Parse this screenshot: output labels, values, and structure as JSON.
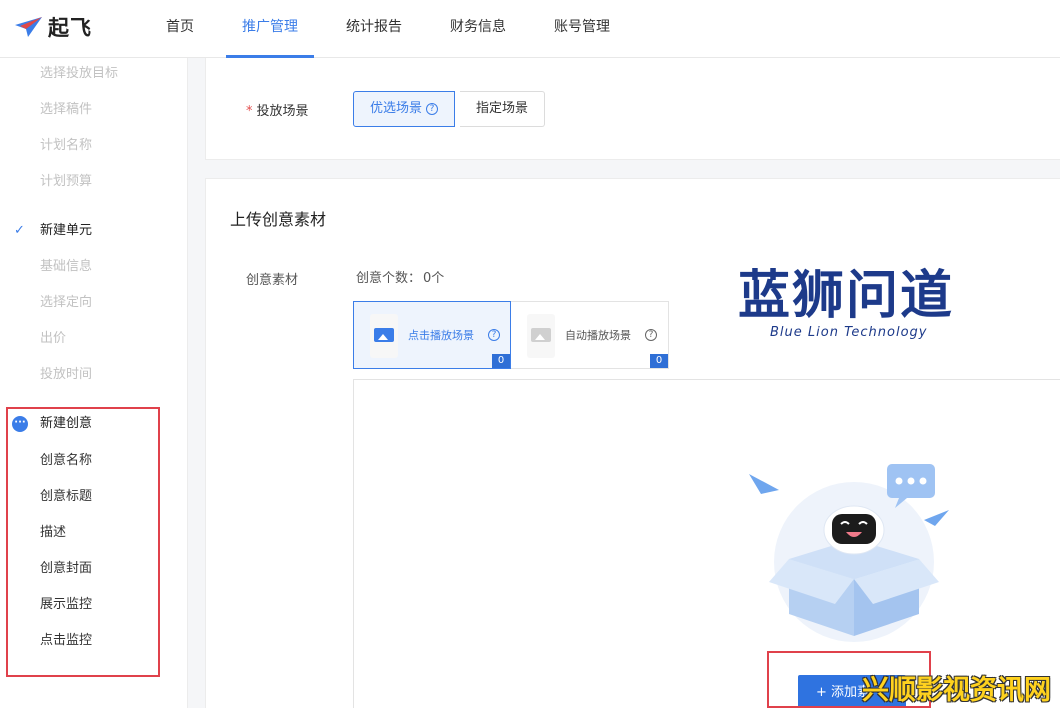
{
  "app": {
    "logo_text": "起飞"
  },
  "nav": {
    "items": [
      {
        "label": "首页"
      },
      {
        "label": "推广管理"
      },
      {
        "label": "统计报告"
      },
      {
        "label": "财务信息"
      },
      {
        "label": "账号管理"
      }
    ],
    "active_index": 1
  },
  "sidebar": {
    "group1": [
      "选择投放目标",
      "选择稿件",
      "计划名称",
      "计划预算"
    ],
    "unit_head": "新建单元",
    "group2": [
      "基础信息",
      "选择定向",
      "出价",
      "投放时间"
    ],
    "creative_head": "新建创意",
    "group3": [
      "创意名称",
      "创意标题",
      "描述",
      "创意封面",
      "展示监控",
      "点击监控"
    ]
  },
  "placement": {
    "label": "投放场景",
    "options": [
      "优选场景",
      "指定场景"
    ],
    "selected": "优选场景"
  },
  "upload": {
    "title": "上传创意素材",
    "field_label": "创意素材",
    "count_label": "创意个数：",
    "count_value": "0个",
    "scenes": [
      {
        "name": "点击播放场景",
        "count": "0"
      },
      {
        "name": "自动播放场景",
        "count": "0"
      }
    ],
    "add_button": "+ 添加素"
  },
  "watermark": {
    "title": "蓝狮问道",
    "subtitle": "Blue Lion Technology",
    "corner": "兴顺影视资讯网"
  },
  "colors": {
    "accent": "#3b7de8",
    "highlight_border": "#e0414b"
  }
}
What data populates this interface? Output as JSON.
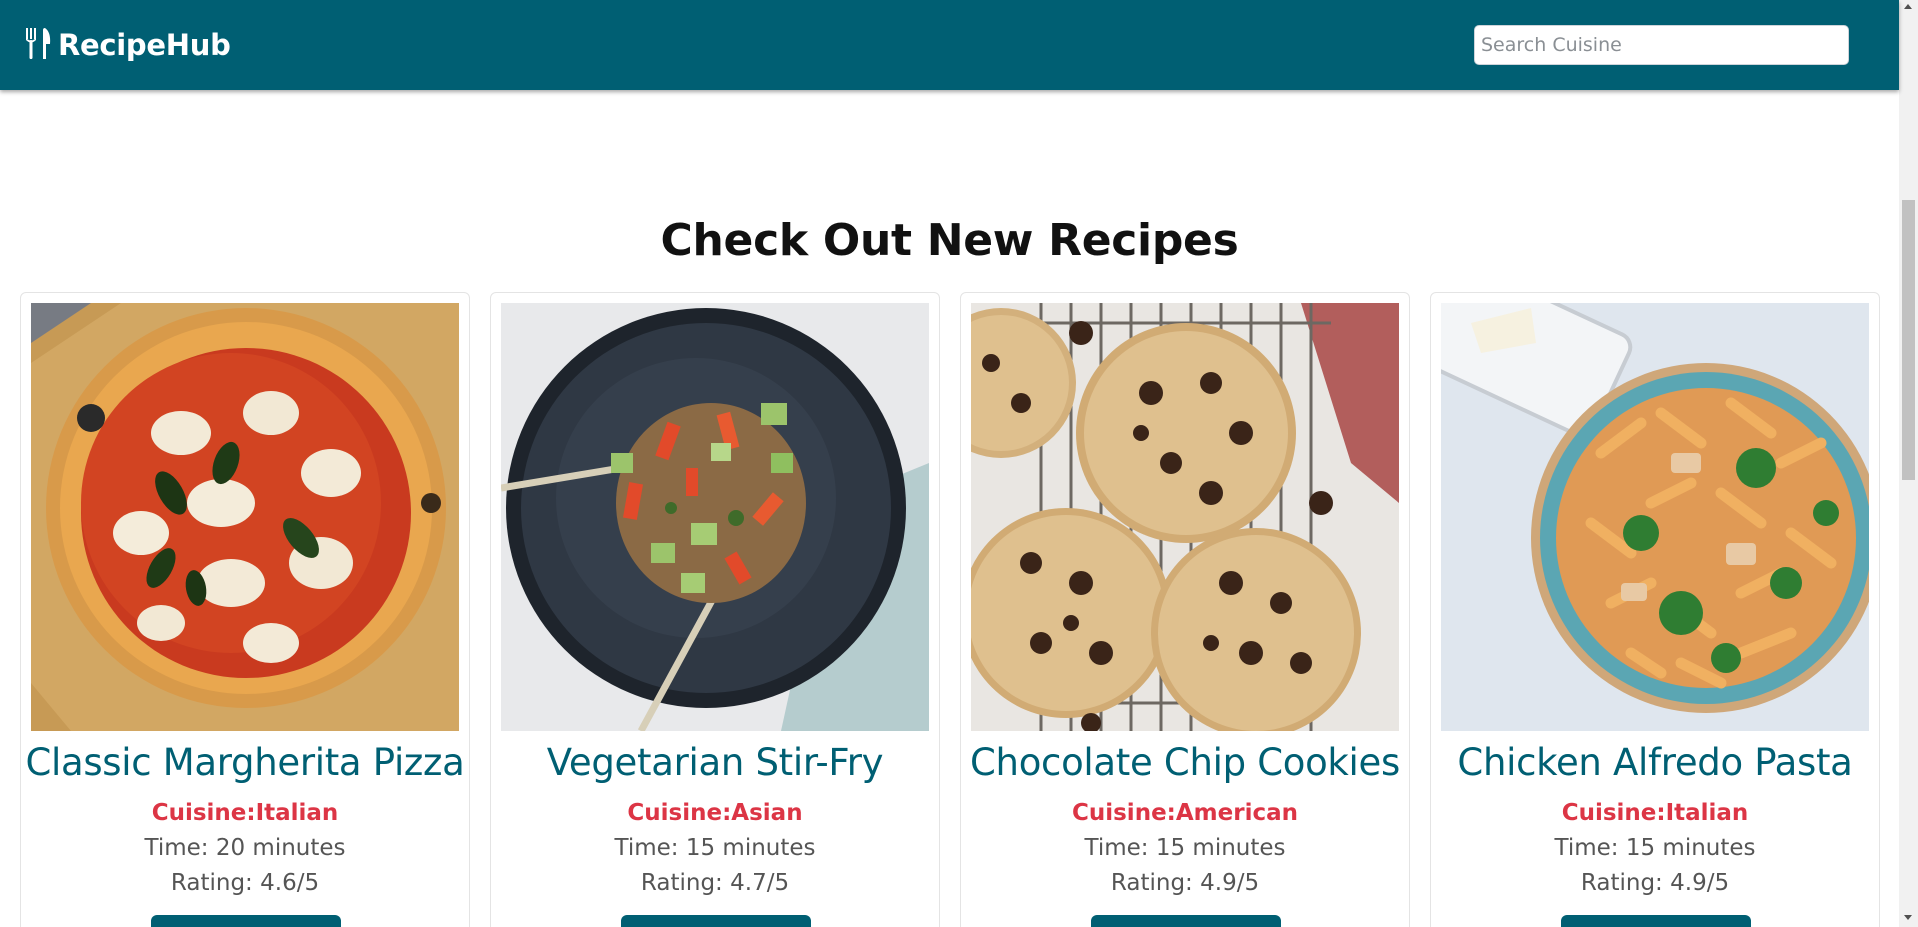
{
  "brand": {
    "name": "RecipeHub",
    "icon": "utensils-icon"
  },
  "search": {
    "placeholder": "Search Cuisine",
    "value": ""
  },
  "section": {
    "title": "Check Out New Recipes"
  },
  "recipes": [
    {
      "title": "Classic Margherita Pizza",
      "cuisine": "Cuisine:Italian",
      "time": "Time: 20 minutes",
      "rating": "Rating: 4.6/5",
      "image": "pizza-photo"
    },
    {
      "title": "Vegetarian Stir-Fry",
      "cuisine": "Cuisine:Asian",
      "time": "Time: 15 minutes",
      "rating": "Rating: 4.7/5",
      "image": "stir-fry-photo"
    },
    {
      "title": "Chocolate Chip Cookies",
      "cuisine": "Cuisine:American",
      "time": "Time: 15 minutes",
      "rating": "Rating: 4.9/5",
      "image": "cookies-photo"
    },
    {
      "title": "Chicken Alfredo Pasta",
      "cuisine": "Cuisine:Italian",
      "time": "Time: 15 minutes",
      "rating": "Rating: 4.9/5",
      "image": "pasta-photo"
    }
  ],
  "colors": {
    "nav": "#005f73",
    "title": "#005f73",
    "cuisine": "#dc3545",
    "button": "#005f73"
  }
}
---
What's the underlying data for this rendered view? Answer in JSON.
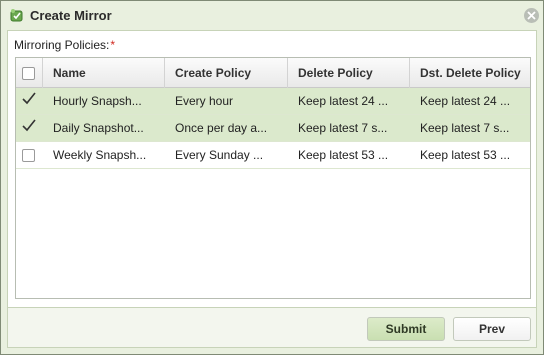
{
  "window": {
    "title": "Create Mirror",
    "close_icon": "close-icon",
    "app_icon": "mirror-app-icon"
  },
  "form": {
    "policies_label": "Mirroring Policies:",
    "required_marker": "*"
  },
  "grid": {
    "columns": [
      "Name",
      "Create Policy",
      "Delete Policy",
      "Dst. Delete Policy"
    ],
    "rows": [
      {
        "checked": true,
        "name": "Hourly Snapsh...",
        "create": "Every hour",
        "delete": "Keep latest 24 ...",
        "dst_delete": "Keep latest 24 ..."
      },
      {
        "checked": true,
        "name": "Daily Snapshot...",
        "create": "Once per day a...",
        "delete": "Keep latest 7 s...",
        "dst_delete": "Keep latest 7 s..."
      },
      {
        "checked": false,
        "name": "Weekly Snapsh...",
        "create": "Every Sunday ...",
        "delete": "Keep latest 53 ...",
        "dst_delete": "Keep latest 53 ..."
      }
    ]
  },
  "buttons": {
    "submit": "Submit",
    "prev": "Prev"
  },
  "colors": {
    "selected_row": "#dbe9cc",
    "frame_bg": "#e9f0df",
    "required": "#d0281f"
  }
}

EXERCISE AIM:
Tally the lines of the listing in which the word "JSON" occurs, and state the total alone.

THE RESULT:
3